### PROBLEM DETAILS
Output the material exactly, but drop every image it holds.
— begin —
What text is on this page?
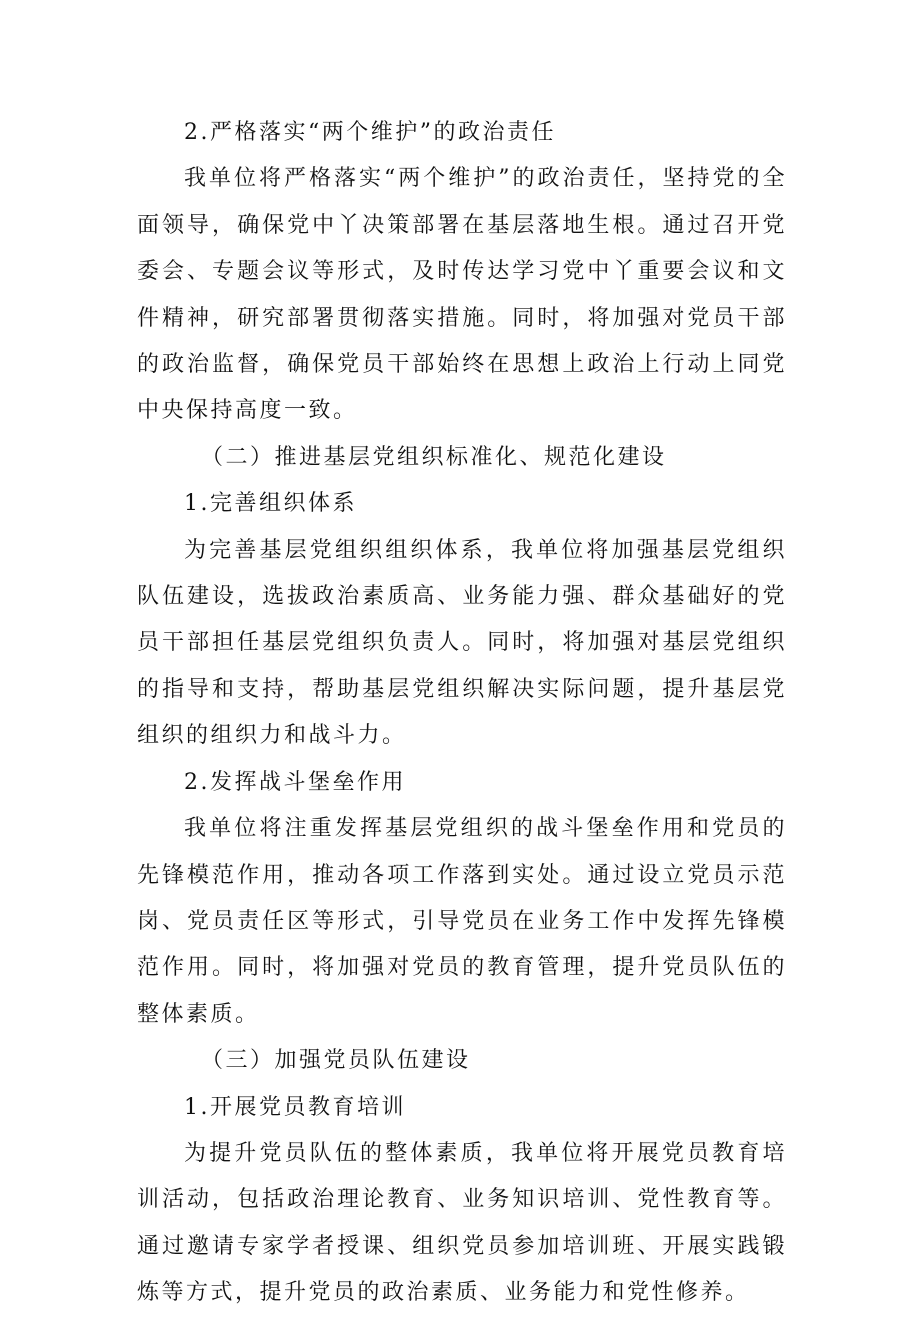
2.严格落实“两个维护”的政治责任

我单位将严格落实“两个维护”的政治责任，坚持党的全面领导，确保党中丫决策部署在基层落地生根。通过召开党委会、专题会议等形式，及时传达学习党中丫重要会议和文件精神，研究部署贯彻落实措施。同时，将加强对党员干部的政治监督，确保党员干部始终在思想上政治上行动上同党中央保持高度一致。

（二）推进基层党组织标准化、规范化建设

1.完善组织体系

为完善基层党组织组织体系，我单位将加强基层党组织队伍建设，选拔政治素质高、业务能力强、群众基础好的党员干部担任基层党组织负责人。同时，将加强对基层党组织的指导和支持，帮助基层党组织解决实际问题，提升基层党组织的组织力和战斗力。

2.发挥战斗堡垒作用

我单位将注重发挥基层党组织的战斗堡垒作用和党员的先锋模范作用，推动各项工作落到实处。通过设立党员示范岗、党员责任区等形式，引导党员在业务工作中发挥先锋模范作用。同时，将加强对党员的教育管理，提升党员队伍的整体素质。

（三）加强党员队伍建设

1.开展党员教育培训

为提升党员队伍的整体素质，我单位将开展党员教育培训活动，包括政治理论教育、业务知识培训、党性教育等。通过邀请专家学者授课、组织党员参加培训班、开展实践锻炼等方式，提升党员的政治素质、业务能力和党性修养。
— end —
### SOLUTION TO THIS TASK
What text is on this page?
2.严格落实“两个维护”的政治责任

我单位将严格落实“两个维护”的政治责任，坚持党的全面领导，确保党中丫决策部署在基层落地生根。通过召开党委会、专题会议等形式，及时传达学习党中丫重要会议和文件精神，研究部署贯彻落实措施。同时，将加强对党员干部的政治监督，确保党员干部始终在思想上政治上行动上同党中央保持高度一致。

（二）推进基层党组织标准化、规范化建设

1.完善组织体系

为完善基层党组织组织体系，我单位将加强基层党组织队伍建设，选拔政治素质高、业务能力强、群众基础好的党员干部担任基层党组织负责人。同时，将加强对基层党组织的指导和支持，帮助基层党组织解决实际问题，提升基层党组织的组织力和战斗力。

2.发挥战斗堡垒作用

我单位将注重发挥基层党组织的战斗堡垒作用和党员的先锋模范作用，推动各项工作落到实处。通过设立党员示范岗、党员责任区等形式，引导党员在业务工作中发挥先锋模范作用。同时，将加强对党员的教育管理，提升党员队伍的整体素质。

（三）加强党员队伍建设

1.开展党员教育培训

为提升党员队伍的整体素质，我单位将开展党员教育培训活动，包括政治理论教育、业务知识培训、党性教育等。通过邀请专家学者授课、组织党员参加培训班、开展实践锻炼等方式，提升党员的政治素质、业务能力和党性修养。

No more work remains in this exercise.